START

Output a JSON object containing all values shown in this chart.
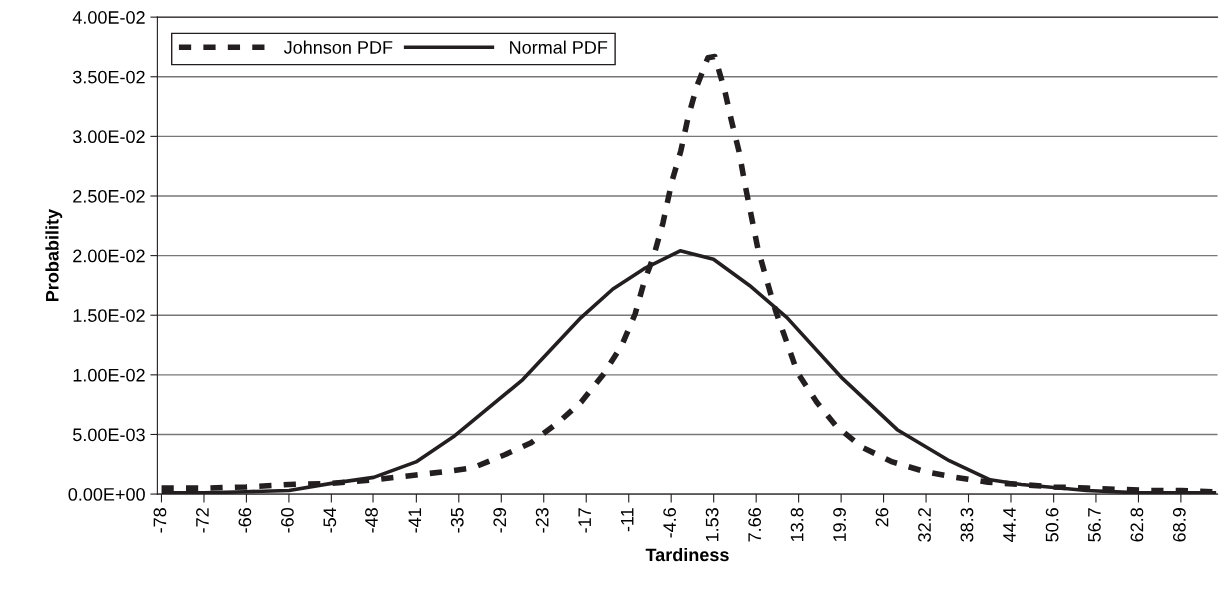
{
  "chart_data": {
    "type": "line",
    "xlabel": "Tardiness",
    "ylabel": "Probability",
    "xlim": [
      -78.7,
      74.2
    ],
    "ylim": [
      0,
      0.04
    ],
    "xticks": [
      {
        "value": -78.11,
        "label": "-78"
      },
      {
        "value": -71.98,
        "label": "-72"
      },
      {
        "value": -65.86,
        "label": "-66"
      },
      {
        "value": -59.73,
        "label": "-60"
      },
      {
        "value": -53.61,
        "label": "-54"
      },
      {
        "value": -47.6,
        "label": "-48"
      },
      {
        "value": -41.35,
        "label": "-41"
      },
      {
        "value": -35.23,
        "label": "-35"
      },
      {
        "value": -29.1,
        "label": "-29"
      },
      {
        "value": -22.98,
        "label": "-23"
      },
      {
        "value": -16.85,
        "label": "-17"
      },
      {
        "value": -10.72,
        "label": "-11"
      },
      {
        "value": -4.6,
        "label": "-4.6"
      },
      {
        "value": 1.53,
        "label": "1.53"
      },
      {
        "value": 7.66,
        "label": "7.66"
      },
      {
        "value": 13.78,
        "label": "13.8"
      },
      {
        "value": 19.91,
        "label": "19.9"
      },
      {
        "value": 26.03,
        "label": "26"
      },
      {
        "value": 32.16,
        "label": "32.2"
      },
      {
        "value": 38.28,
        "label": "38.3"
      },
      {
        "value": 44.41,
        "label": "44.4"
      },
      {
        "value": 50.56,
        "label": "50.6"
      },
      {
        "value": 56.66,
        "label": "56.7"
      },
      {
        "value": 62.79,
        "label": "62.8"
      },
      {
        "value": 68.91,
        "label": "68.9"
      }
    ],
    "yticks": [
      {
        "value": 0,
        "label": "0.00E+00"
      },
      {
        "value": 0.005,
        "label": "5.00E-03"
      },
      {
        "value": 0.01,
        "label": "1.00E-02"
      },
      {
        "value": 0.015,
        "label": "1.50E-02"
      },
      {
        "value": 0.02,
        "label": "2.00E-02"
      },
      {
        "value": 0.025,
        "label": "2.50E-02"
      },
      {
        "value": 0.03,
        "label": "3.00E-02"
      },
      {
        "value": 0.035,
        "label": "3.50E-02"
      },
      {
        "value": 0.04,
        "label": "4.00E-02"
      }
    ],
    "grid": "y",
    "legend": "top left",
    "series": [
      {
        "name": "Johnson PDF",
        "color": "#231f20",
        "line_style": "dashed",
        "x": [
          -78.1,
          -72.0,
          -65.9,
          -59.7,
          -53.6,
          -47.5,
          -41.4,
          -37.0,
          -33.2,
          -28.6,
          -24.8,
          -20.9,
          -17.6,
          -14.3,
          -11.7,
          -9.8,
          -8.5,
          -7.1,
          -5.8,
          -4.5,
          -3.2,
          -2.2,
          -0.9,
          0.7,
          1.7,
          3.1,
          4.1,
          5.2,
          6.0,
          7.0,
          7.9,
          9.2,
          10.5,
          12.1,
          13.6,
          16.4,
          19.2,
          23.0,
          27.3,
          31.9,
          36.5,
          41.1,
          50.6,
          55.3,
          59.8,
          64.5,
          69.0,
          73.5
        ],
        "values": [
          0.0005,
          0.0005,
          0.0006,
          0.0008,
          0.0009,
          0.0012,
          0.0016,
          0.0019,
          0.0022,
          0.0033,
          0.0043,
          0.006,
          0.0077,
          0.0101,
          0.0125,
          0.0151,
          0.0178,
          0.02,
          0.0227,
          0.0262,
          0.0288,
          0.0315,
          0.0342,
          0.0366,
          0.0367,
          0.0339,
          0.0313,
          0.0287,
          0.0261,
          0.0232,
          0.0206,
          0.0179,
          0.0153,
          0.0127,
          0.0102,
          0.0077,
          0.0057,
          0.0039,
          0.0027,
          0.0019,
          0.0014,
          0.001,
          0.0006,
          0.0005,
          0.0004,
          0.0003,
          0.0003,
          0.0002
        ]
      },
      {
        "name": "Normal PDF",
        "color": "#231f20",
        "line_style": "solid",
        "x": [
          -78.1,
          -72.0,
          -65.9,
          -59.7,
          -53.6,
          -47.5,
          -41.4,
          -35.8,
          -26.0,
          -17.6,
          -13.0,
          -8.5,
          -3.3,
          1.5,
          6.7,
          12.1,
          20.1,
          28.0,
          35.5,
          41.4,
          45.9,
          55.3,
          63.0,
          69.0,
          74.0
        ],
        "values": [
          0.0001,
          0.0001,
          0.0002,
          0.0003,
          0.0009,
          0.0014,
          0.0027,
          0.0049,
          0.0096,
          0.0148,
          0.0172,
          0.0189,
          0.0204,
          0.0197,
          0.0175,
          0.0148,
          0.0097,
          0.0054,
          0.0028,
          0.0012,
          0.0008,
          0.0003,
          0.0001,
          0.0001,
          0.0001
        ]
      }
    ]
  }
}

END

▸ Exercise goal: Your job is to transcribe the entries above exactly; skip the pictures.

▸ Result:
Output a JSON object containing all values shown in this chart.
{
  "chart_data": {
    "type": "line",
    "xlabel": "Tardiness",
    "ylabel": "Probability",
    "xlim": [
      -78.7,
      74.2
    ],
    "ylim": [
      0,
      0.04
    ],
    "xticks": [
      {
        "value": -78.11,
        "label": "-78"
      },
      {
        "value": -71.98,
        "label": "-72"
      },
      {
        "value": -65.86,
        "label": "-66"
      },
      {
        "value": -59.73,
        "label": "-60"
      },
      {
        "value": -53.61,
        "label": "-54"
      },
      {
        "value": -47.6,
        "label": "-48"
      },
      {
        "value": -41.35,
        "label": "-41"
      },
      {
        "value": -35.23,
        "label": "-35"
      },
      {
        "value": -29.1,
        "label": "-29"
      },
      {
        "value": -22.98,
        "label": "-23"
      },
      {
        "value": -16.85,
        "label": "-17"
      },
      {
        "value": -10.72,
        "label": "-11"
      },
      {
        "value": -4.6,
        "label": "-4.6"
      },
      {
        "value": 1.53,
        "label": "1.53"
      },
      {
        "value": 7.66,
        "label": "7.66"
      },
      {
        "value": 13.78,
        "label": "13.8"
      },
      {
        "value": 19.91,
        "label": "19.9"
      },
      {
        "value": 26.03,
        "label": "26"
      },
      {
        "value": 32.16,
        "label": "32.2"
      },
      {
        "value": 38.28,
        "label": "38.3"
      },
      {
        "value": 44.41,
        "label": "44.4"
      },
      {
        "value": 50.56,
        "label": "50.6"
      },
      {
        "value": 56.66,
        "label": "56.7"
      },
      {
        "value": 62.79,
        "label": "62.8"
      },
      {
        "value": 68.91,
        "label": "68.9"
      }
    ],
    "yticks": [
      {
        "value": 0,
        "label": "0.00E+00"
      },
      {
        "value": 0.005,
        "label": "5.00E-03"
      },
      {
        "value": 0.01,
        "label": "1.00E-02"
      },
      {
        "value": 0.015,
        "label": "1.50E-02"
      },
      {
        "value": 0.02,
        "label": "2.00E-02"
      },
      {
        "value": 0.025,
        "label": "2.50E-02"
      },
      {
        "value": 0.03,
        "label": "3.00E-02"
      },
      {
        "value": 0.035,
        "label": "3.50E-02"
      },
      {
        "value": 0.04,
        "label": "4.00E-02"
      }
    ],
    "grid": "y",
    "legend": "top left",
    "series": [
      {
        "name": "Johnson PDF",
        "color": "#231f20",
        "line_style": "dashed",
        "x": [
          -78.1,
          -72.0,
          -65.9,
          -59.7,
          -53.6,
          -47.5,
          -41.4,
          -37.0,
          -33.2,
          -28.6,
          -24.8,
          -20.9,
          -17.6,
          -14.3,
          -11.7,
          -9.8,
          -8.5,
          -7.1,
          -5.8,
          -4.5,
          -3.2,
          -2.2,
          -0.9,
          0.7,
          1.7,
          3.1,
          4.1,
          5.2,
          6.0,
          7.0,
          7.9,
          9.2,
          10.5,
          12.1,
          13.6,
          16.4,
          19.2,
          23.0,
          27.3,
          31.9,
          36.5,
          41.1,
          50.6,
          55.3,
          59.8,
          64.5,
          69.0,
          73.5
        ],
        "values": [
          0.0005,
          0.0005,
          0.0006,
          0.0008,
          0.0009,
          0.0012,
          0.0016,
          0.0019,
          0.0022,
          0.0033,
          0.0043,
          0.006,
          0.0077,
          0.0101,
          0.0125,
          0.0151,
          0.0178,
          0.02,
          0.0227,
          0.0262,
          0.0288,
          0.0315,
          0.0342,
          0.0366,
          0.0367,
          0.0339,
          0.0313,
          0.0287,
          0.0261,
          0.0232,
          0.0206,
          0.0179,
          0.0153,
          0.0127,
          0.0102,
          0.0077,
          0.0057,
          0.0039,
          0.0027,
          0.0019,
          0.0014,
          0.001,
          0.0006,
          0.0005,
          0.0004,
          0.0003,
          0.0003,
          0.0002
        ]
      },
      {
        "name": "Normal PDF",
        "color": "#231f20",
        "line_style": "solid",
        "x": [
          -78.1,
          -72.0,
          -65.9,
          -59.7,
          -53.6,
          -47.5,
          -41.4,
          -35.8,
          -26.0,
          -17.6,
          -13.0,
          -8.5,
          -3.3,
          1.5,
          6.7,
          12.1,
          20.1,
          28.0,
          35.5,
          41.4,
          45.9,
          55.3,
          63.0,
          69.0,
          74.0
        ],
        "values": [
          0.0001,
          0.0001,
          0.0002,
          0.0003,
          0.0009,
          0.0014,
          0.0027,
          0.0049,
          0.0096,
          0.0148,
          0.0172,
          0.0189,
          0.0204,
          0.0197,
          0.0175,
          0.0148,
          0.0097,
          0.0054,
          0.0028,
          0.0012,
          0.0008,
          0.0003,
          0.0001,
          0.0001,
          0.0001
        ]
      }
    ]
  }
}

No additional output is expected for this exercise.